• _PROBLEM_: Only the number is needed: how many lines contain the word "xlabel"?

Entries with figure data
begin

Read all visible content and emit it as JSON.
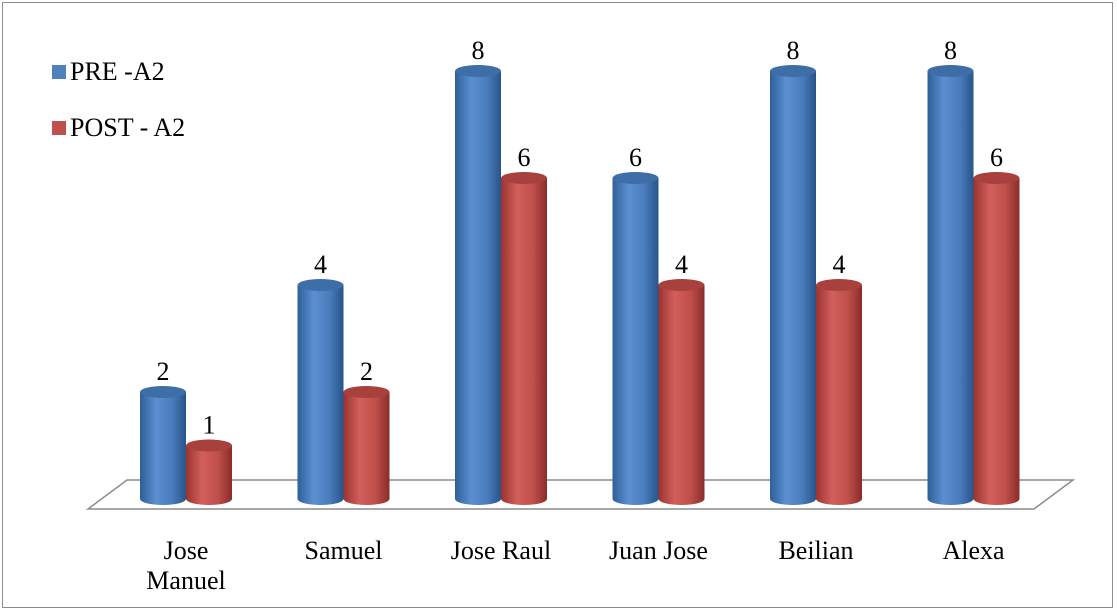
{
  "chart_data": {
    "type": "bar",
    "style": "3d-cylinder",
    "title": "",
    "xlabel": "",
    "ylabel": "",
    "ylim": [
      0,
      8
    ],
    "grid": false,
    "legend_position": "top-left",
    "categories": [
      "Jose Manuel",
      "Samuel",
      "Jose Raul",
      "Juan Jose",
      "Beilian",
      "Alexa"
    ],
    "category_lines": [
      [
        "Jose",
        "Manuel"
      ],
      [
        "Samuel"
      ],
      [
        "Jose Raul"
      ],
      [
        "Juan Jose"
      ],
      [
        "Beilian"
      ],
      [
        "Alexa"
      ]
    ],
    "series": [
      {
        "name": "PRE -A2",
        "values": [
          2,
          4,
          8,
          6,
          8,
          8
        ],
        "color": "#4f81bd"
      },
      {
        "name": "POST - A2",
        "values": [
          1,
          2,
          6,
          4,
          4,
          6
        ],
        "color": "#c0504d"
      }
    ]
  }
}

end
begin

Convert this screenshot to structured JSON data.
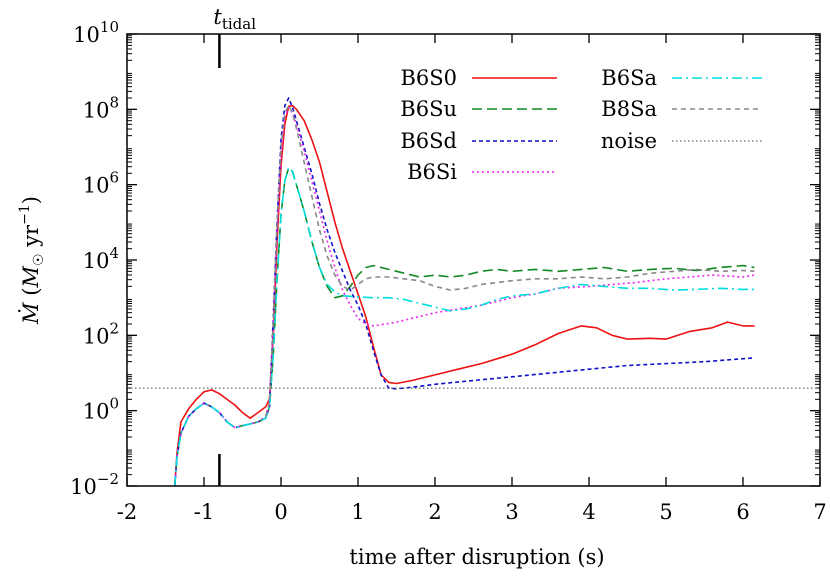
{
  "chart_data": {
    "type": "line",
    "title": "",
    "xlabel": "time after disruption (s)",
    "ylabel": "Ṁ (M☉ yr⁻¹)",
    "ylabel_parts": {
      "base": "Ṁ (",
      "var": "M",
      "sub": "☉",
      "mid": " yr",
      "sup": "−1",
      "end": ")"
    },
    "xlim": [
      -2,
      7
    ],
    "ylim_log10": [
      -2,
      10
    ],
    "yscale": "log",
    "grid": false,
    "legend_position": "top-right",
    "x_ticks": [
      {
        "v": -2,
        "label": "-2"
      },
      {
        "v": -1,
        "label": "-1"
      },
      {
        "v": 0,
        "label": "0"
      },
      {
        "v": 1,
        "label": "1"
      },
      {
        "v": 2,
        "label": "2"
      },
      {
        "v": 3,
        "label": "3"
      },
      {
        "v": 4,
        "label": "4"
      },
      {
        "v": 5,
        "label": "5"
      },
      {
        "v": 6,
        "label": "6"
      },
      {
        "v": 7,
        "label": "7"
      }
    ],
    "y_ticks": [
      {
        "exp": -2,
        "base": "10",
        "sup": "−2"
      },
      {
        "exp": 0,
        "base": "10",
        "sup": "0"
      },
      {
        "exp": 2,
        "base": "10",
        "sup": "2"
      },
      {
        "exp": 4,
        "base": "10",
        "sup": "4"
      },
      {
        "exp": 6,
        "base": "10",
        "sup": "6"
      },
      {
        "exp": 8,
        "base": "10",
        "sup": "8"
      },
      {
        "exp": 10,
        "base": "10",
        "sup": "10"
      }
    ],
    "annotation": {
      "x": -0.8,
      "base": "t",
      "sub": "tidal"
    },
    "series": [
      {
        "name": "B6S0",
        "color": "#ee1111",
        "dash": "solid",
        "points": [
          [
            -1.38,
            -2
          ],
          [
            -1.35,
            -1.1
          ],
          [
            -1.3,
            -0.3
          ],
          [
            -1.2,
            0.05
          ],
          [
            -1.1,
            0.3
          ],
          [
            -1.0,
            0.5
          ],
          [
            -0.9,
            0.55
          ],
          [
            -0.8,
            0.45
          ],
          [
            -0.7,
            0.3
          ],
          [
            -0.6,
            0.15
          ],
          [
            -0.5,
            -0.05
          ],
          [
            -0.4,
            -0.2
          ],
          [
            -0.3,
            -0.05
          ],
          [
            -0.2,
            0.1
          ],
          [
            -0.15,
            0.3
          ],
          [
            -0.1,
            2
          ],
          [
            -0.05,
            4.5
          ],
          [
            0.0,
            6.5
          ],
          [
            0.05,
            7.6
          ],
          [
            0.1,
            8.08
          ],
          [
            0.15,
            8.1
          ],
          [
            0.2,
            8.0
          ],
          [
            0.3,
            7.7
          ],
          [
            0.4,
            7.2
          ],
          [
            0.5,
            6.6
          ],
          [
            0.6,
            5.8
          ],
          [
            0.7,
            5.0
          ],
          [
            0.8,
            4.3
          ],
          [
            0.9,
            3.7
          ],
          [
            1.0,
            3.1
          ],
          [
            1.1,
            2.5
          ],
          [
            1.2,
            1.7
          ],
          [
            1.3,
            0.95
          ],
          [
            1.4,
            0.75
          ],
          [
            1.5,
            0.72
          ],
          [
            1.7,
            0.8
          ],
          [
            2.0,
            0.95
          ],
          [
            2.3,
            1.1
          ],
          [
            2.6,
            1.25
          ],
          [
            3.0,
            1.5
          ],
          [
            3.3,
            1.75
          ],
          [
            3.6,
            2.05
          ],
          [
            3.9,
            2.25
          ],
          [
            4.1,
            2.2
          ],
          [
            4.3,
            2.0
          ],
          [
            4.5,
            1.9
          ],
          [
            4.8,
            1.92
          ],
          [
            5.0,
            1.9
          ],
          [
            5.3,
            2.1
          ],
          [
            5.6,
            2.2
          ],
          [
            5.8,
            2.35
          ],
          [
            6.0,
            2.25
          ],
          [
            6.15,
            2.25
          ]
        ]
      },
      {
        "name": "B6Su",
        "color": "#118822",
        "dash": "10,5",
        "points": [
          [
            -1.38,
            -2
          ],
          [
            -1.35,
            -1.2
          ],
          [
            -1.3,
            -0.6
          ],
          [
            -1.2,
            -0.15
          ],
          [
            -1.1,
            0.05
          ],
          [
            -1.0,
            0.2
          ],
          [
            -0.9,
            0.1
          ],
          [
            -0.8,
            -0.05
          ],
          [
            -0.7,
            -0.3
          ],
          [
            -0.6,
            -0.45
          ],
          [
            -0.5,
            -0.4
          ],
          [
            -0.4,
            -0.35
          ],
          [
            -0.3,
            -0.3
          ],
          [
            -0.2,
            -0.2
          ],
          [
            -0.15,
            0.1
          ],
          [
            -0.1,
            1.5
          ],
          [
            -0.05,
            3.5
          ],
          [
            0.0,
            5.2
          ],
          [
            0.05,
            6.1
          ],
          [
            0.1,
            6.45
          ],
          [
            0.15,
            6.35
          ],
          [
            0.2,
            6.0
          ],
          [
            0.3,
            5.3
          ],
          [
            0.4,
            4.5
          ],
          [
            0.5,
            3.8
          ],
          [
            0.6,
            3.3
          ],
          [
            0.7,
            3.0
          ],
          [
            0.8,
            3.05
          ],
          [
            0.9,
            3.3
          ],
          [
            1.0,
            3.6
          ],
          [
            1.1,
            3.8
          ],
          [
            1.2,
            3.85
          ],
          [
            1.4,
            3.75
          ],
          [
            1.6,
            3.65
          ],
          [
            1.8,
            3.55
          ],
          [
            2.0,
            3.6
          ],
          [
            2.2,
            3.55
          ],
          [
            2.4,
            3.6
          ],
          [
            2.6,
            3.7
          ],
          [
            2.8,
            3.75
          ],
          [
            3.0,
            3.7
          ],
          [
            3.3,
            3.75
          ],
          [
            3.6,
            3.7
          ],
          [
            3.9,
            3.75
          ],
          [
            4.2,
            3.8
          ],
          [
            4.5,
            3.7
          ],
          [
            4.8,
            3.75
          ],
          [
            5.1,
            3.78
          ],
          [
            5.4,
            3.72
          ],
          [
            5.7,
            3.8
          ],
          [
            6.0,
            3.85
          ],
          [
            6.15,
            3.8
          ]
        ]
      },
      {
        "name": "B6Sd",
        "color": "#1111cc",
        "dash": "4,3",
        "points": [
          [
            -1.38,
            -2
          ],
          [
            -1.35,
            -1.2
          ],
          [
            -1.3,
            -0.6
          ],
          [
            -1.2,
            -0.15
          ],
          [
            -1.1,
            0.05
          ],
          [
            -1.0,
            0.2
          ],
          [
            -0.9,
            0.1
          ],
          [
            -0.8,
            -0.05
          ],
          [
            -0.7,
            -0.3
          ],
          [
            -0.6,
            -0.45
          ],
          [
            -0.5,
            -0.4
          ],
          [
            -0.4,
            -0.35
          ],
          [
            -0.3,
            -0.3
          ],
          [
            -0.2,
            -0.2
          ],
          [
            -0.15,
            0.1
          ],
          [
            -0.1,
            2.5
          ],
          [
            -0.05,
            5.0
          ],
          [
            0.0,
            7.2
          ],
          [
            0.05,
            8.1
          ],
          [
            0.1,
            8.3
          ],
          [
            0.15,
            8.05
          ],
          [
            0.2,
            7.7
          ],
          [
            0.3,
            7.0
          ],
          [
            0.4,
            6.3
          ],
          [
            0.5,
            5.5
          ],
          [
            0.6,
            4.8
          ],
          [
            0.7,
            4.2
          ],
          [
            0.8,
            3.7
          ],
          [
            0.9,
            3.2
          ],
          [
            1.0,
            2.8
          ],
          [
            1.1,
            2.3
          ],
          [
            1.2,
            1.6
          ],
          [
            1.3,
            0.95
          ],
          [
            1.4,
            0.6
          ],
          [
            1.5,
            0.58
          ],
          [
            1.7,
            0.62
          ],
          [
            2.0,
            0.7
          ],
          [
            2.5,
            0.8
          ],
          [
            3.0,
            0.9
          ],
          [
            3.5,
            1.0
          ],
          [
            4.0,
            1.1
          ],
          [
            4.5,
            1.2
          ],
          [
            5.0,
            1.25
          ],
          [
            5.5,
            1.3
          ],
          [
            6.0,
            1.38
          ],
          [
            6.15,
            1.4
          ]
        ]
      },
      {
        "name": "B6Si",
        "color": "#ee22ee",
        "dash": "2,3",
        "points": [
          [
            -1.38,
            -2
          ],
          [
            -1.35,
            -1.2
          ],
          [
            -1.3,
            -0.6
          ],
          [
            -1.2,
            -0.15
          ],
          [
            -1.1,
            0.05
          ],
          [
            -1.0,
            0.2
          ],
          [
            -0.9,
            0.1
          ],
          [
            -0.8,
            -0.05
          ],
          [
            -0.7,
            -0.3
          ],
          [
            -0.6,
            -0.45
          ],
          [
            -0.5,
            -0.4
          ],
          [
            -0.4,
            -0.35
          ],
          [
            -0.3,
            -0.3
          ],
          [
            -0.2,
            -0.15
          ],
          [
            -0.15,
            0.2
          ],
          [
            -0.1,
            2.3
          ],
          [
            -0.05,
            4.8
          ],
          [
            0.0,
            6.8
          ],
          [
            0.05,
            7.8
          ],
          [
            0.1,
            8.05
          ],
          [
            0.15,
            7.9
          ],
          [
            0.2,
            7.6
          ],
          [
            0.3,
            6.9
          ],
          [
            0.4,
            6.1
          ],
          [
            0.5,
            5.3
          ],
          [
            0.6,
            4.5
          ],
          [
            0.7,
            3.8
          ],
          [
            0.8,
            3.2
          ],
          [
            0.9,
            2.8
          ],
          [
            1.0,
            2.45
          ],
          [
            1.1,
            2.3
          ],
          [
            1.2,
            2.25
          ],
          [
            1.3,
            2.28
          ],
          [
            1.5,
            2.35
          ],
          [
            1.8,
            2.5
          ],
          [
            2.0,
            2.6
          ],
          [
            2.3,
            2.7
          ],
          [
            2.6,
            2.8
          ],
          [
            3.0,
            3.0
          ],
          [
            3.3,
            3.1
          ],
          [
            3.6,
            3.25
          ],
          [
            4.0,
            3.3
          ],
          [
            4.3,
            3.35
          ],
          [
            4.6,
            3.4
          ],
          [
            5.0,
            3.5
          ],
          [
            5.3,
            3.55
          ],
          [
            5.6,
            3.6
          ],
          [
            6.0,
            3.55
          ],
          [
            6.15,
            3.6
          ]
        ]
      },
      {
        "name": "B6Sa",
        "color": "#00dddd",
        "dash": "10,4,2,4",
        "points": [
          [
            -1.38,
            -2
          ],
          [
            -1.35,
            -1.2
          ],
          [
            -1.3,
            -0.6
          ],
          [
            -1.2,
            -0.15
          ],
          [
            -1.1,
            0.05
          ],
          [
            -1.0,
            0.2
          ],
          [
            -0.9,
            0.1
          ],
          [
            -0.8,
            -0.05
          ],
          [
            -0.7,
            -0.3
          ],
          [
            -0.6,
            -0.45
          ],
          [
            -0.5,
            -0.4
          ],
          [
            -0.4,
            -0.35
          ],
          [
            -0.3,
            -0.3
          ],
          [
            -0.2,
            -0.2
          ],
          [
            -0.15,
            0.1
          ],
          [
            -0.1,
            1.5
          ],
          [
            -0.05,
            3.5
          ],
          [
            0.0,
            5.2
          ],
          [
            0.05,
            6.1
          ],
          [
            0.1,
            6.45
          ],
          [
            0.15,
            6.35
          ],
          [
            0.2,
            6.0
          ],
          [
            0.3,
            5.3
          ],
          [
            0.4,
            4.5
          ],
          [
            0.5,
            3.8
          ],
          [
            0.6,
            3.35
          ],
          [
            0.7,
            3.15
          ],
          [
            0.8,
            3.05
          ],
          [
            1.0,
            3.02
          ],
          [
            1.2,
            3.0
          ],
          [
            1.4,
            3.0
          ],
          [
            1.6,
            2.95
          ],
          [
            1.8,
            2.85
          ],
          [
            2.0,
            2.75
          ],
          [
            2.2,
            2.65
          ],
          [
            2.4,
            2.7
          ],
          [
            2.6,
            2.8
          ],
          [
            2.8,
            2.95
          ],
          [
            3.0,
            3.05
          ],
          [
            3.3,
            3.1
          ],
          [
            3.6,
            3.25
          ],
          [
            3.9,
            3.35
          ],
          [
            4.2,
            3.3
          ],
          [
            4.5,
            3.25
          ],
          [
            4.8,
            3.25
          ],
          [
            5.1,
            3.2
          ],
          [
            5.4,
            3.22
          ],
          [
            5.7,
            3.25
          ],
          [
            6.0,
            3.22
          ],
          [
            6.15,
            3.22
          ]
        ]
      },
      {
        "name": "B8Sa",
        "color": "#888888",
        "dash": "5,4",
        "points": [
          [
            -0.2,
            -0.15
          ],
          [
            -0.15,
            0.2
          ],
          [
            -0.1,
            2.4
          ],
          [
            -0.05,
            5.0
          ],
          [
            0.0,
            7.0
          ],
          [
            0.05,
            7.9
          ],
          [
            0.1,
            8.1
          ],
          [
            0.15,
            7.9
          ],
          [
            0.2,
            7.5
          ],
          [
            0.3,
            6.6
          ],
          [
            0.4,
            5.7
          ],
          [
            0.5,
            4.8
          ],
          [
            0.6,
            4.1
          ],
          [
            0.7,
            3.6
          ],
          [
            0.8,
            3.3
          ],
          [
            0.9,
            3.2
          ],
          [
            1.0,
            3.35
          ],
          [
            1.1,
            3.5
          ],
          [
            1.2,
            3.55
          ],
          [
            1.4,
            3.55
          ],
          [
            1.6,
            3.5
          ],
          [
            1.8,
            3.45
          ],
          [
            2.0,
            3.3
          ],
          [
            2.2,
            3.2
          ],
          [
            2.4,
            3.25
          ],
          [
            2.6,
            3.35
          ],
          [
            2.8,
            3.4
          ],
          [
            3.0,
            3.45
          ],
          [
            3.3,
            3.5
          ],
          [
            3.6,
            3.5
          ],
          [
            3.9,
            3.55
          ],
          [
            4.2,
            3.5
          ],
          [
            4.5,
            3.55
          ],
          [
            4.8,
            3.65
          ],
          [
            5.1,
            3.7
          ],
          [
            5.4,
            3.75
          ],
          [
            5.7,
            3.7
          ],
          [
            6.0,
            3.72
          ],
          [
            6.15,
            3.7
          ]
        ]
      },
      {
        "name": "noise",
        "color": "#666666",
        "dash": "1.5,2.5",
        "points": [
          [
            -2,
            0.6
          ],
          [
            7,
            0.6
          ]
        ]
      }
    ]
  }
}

end

• _THE REPLY_: 2